_AIM OF THE TASK_
Quote the records below in full, exactly as given, with the images taken out.
******************************
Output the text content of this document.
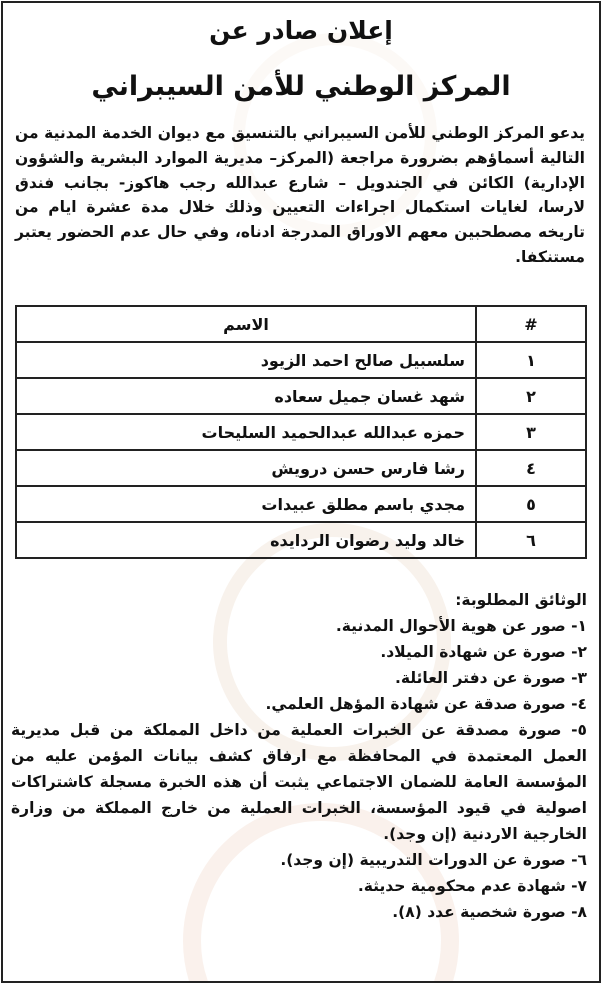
إعلان صادر عن
المركز الوطني للأمن السيبراني
يدعو المركز الوطني للأمن السيبراني بالتنسيق مع ديوان الخدمة المدنية من التالية أسماؤهم بضرورة مراجعة (المركز– مديرية الموارد البشرية والشؤون الإدارية) الكائن في الجندويل – شارع عبدالله رجب هاكوز- بجانب فندق لارسا، لغايات استكمال اجراءات التعيين وذلك خلال مدة عشرة ايام من تاريخه مصطحبين معهم الاوراق المدرجة ادناه، وفي حال عدم الحضور يعتبر مستنكفا.
#	الاسم
١	سلسبيل صالح احمد الزيود
٢	شهد غسان جميل سعاده
٣	حمزه عبدالله عبدالحميد السليحات
٤	رشا فارس حسن درويش
٥	مجدي باسم مطلق عبيدات
٦	خالد وليد رضوان الردايده
الوثائق المطلوبة:
١- صور عن هوية الأحوال المدنية.
٢- صورة عن شهادة الميلاد.
٣- صورة عن دفتر العائلة.
٤- صورة صدقة عن شهادة المؤهل العلمي.
٥- صورة مصدقة عن الخبرات العملية من داخل المملكة من قبل مديرية العمل المعتمدة في المحافظة مع ارفاق كشف بيانات المؤمن عليه من المؤسسة العامة للضمان الاجتماعي يثبت أن هذه الخبرة مسجلة كاشتراكات اصولية في قيود المؤسسة، الخبرات العملية من خارج المملكة من وزارة الخارجية الاردنية (إن وجد).
٦- صورة عن الدورات التدريبية (إن وجد).
٧- شهادة عدم محكومية حديثة.
٨- صورة شخصية عدد (٨).
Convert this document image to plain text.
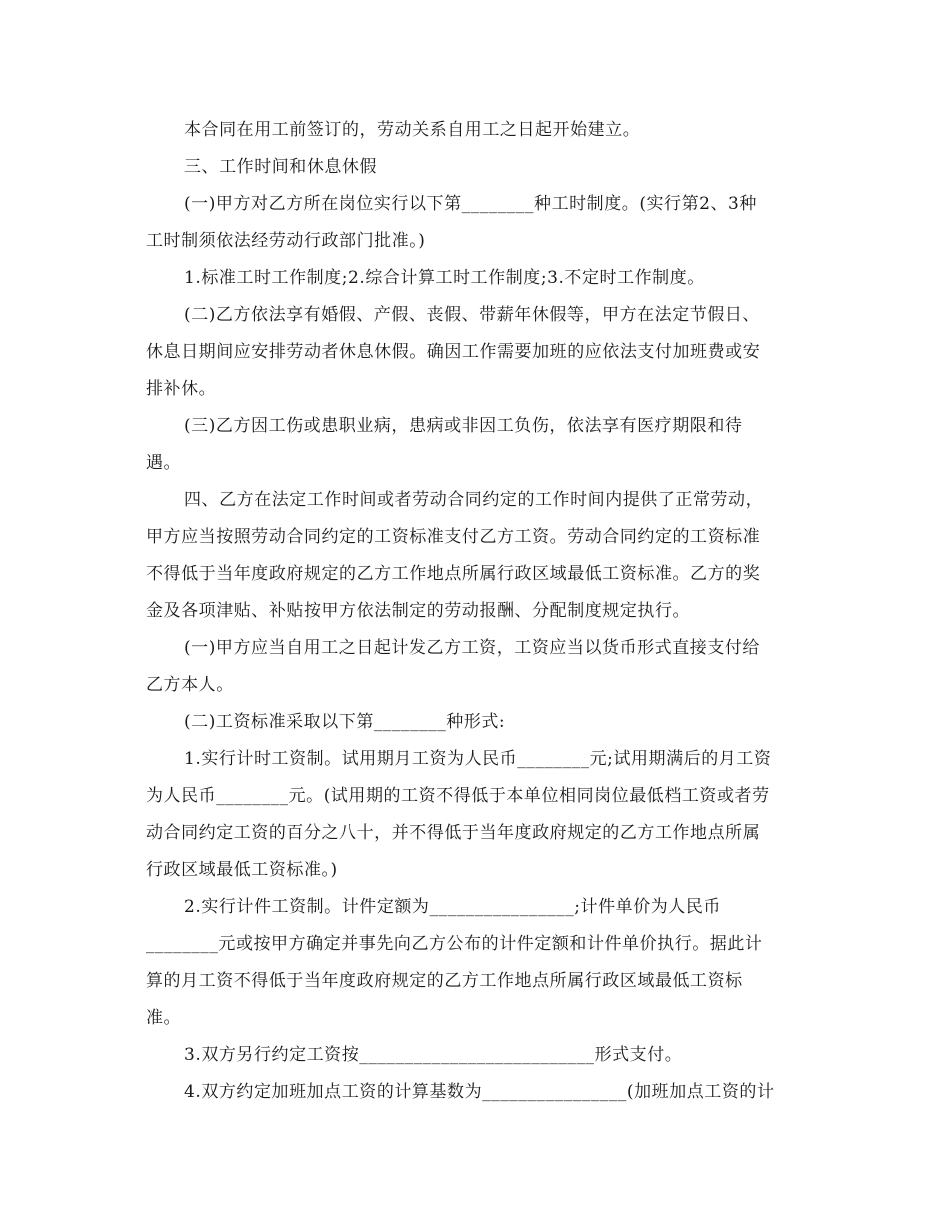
本合同在用工前签订的，劳动关系自用工之日起开始建立。
三、工作时间和休息休假
(一)甲方对乙方所在岗位实行以下第________种工时制度。(实行第2、3种
工时制须依法经劳动行政部门批准。)
1.标准工时工作制度;2.综合计算工时工作制度;3.不定时工作制度。
(二)乙方依法享有婚假、产假、丧假、带薪年休假等，甲方在法定节假日、
休息日期间应安排劳动者休息休假。确因工作需要加班的应依法支付加班费或安
排补休。
(三)乙方因工伤或患职业病，患病或非因工负伤，依法享有医疗期限和待
遇。
四、乙方在法定工作时间或者劳动合同约定的工作时间内提供了正常劳动，
甲方应当按照劳动合同约定的工资标准支付乙方工资。劳动合同约定的工资标准
不得低于当年度政府规定的乙方工作地点所属行政区域最低工资标准。乙方的奖
金及各项津贴、补贴按甲方依法制定的劳动报酬、分配制度规定执行。
(一)甲方应当自用工之日起计发乙方工资，工资应当以货币形式直接支付给
乙方本人。
(二)工资标准采取以下第________种形式:
1.实行计时工资制。试用期月工资为人民币________元;试用期满后的月工资
为人民币________元。(试用期的工资不得低于本单位相同岗位最低档工资或者劳
动合同约定工资的百分之八十，并不得低于当年度政府规定的乙方工作地点所属
行政区域最低工资标准。)
2.实行计件工资制。计件定额为________________;计件单价为人民币
________元或按甲方确定并事先向乙方公布的计件定额和计件单价执行。据此计
算的月工资不得低于当年度政府规定的乙方工作地点所属行政区域最低工资标
准。
3.双方另行约定工资按__________________________形式支付。
4.双方约定加班加点工资的计算基数为________________(加班加点工资的计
******************************
_COMPLETED EXERCISE_
Output the text content of this document.
إعلان صادر عن
المركز الوطني للأمن السيبراني
يدعو المركز الوطني للأمن السيبراني بالتنسيق مع ديوان الخدمة المدنية من التالية أسماؤهم بضرورة مراجعة (المركز– مديرية الموارد البشرية والشؤون الإدارية) الكائن في الجندويل – شارع عبدالله رجب هاكوز- بجانب فندق لارسا، لغايات استكمال اجراءات التعيين وذلك خلال مدة عشرة ايام من تاريخه مصطحبين معهم الاوراق المدرجة ادناه، وفي حال عدم الحضور يعتبر مستنكفا.
#	الاسم
١	سلسبيل صالح احمد الزيود
٢	شهد غسان جميل سعاده
٣	حمزه عبدالله عبدالحميد السليحات
٤	رشا فارس حسن درويش
٥	مجدي باسم مطلق عبيدات
٦	خالد وليد رضوان الردايده
الوثائق المطلوبة:
١- صور عن هوية الأحوال المدنية.
٢- صورة عن شهادة الميلاد.
٣- صورة عن دفتر العائلة.
٤- صورة صدقة عن شهادة المؤهل العلمي.
٥- صورة مصدقة عن الخبرات العملية من داخل المملكة من قبل مديرية العمل المعتمدة في المحافظة مع ارفاق كشف بيانات المؤمن عليه من المؤسسة العامة للضمان الاجتماعي يثبت أن هذه الخبرة مسجلة كاشتراكات اصولية في قيود المؤسسة، الخبرات العملية من خارج المملكة من وزارة الخارجية الاردنية (إن وجد).
٦- صورة عن الدورات التدريبية (إن وجد).
٧- شهادة عدم محكومية حديثة.
٨- صورة شخصية عدد (٨).
Convert this document image to plain text.
本合同在用工前签订的，劳动关系自用工之日起开始建立。
三、工作时间和休息休假
(一)甲方对乙方所在岗位实行以下第________种工时制度。(实行第2、3种
工时制须依法经劳动行政部门批准。)
1.标准工时工作制度;2.综合计算工时工作制度;3.不定时工作制度。
(二)乙方依法享有婚假、产假、丧假、带薪年休假等，甲方在法定节假日、
休息日期间应安排劳动者休息休假。确因工作需要加班的应依法支付加班费或安
排补休。
(三)乙方因工伤或患职业病，患病或非因工负伤，依法享有医疗期限和待
遇。
四、乙方在法定工作时间或者劳动合同约定的工作时间内提供了正常劳动，
甲方应当按照劳动合同约定的工资标准支付乙方工资。劳动合同约定的工资标准
不得低于当年度政府规定的乙方工作地点所属行政区域最低工资标准。乙方的奖
金及各项津贴、补贴按甲方依法制定的劳动报酬、分配制度规定执行。
(一)甲方应当自用工之日起计发乙方工资，工资应当以货币形式直接支付给
乙方本人。
(二)工资标准采取以下第________种形式:
1.实行计时工资制。试用期月工资为人民币________元;试用期满后的月工资
为人民币________元。(试用期的工资不得低于本单位相同岗位最低档工资或者劳
动合同约定工资的百分之八十，并不得低于当年度政府规定的乙方工作地点所属
行政区域最低工资标准。)
2.实行计件工资制。计件定额为________________;计件单价为人民币
________元或按甲方确定并事先向乙方公布的计件定额和计件单价执行。据此计
算的月工资不得低于当年度政府规定的乙方工作地点所属行政区域最低工资标
准。
3.双方另行约定工资按__________________________形式支付。
4.双方约定加班加点工资的计算基数为________________(加班加点工资的计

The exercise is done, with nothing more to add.